STATED EXERCISE: Pick every line with "точно" from the material below.

## BEGIN EXTRACTED INFORMATION

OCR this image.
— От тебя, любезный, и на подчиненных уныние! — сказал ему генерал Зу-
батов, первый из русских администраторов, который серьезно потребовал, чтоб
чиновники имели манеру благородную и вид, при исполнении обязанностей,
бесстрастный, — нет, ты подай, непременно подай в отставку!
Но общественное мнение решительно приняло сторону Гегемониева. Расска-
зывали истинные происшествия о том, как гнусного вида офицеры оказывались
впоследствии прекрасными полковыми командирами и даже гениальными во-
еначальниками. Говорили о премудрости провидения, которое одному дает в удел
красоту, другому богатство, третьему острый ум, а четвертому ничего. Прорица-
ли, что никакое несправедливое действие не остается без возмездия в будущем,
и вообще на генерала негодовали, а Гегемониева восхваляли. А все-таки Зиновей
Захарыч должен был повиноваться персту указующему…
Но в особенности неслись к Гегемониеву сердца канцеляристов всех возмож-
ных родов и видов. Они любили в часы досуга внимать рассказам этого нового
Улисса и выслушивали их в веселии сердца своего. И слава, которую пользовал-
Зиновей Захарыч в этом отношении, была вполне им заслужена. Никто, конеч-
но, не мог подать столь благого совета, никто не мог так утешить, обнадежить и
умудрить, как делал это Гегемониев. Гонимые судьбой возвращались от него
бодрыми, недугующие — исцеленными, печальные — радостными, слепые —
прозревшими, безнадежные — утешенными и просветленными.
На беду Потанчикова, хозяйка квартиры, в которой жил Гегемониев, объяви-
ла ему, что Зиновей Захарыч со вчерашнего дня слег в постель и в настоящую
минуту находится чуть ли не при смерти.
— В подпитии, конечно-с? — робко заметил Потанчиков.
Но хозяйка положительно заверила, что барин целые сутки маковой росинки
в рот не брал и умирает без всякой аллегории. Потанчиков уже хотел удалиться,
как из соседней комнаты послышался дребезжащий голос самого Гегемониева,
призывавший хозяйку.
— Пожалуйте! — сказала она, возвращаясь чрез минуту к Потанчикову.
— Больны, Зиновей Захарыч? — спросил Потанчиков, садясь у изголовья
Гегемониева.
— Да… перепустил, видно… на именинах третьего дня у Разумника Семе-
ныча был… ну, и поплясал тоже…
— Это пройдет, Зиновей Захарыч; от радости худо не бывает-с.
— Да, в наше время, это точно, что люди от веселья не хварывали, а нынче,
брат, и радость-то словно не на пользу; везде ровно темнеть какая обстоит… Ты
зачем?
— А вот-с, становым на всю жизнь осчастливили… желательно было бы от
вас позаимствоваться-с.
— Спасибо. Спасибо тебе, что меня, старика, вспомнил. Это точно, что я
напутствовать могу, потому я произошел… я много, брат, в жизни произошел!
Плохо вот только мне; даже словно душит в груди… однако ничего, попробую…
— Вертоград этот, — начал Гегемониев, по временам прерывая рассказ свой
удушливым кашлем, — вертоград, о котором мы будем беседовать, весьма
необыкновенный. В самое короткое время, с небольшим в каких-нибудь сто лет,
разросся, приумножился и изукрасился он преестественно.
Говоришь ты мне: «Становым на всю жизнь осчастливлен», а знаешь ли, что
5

## END EXTRACTED INFORMATION

EXERCISE SOLUTION:
— Да, в наше время, это точно, что люди от веселья не хварывали, а нынче,
— Спасибо. Спасибо тебе, что меня, старика, вспомнил. Это точно, что я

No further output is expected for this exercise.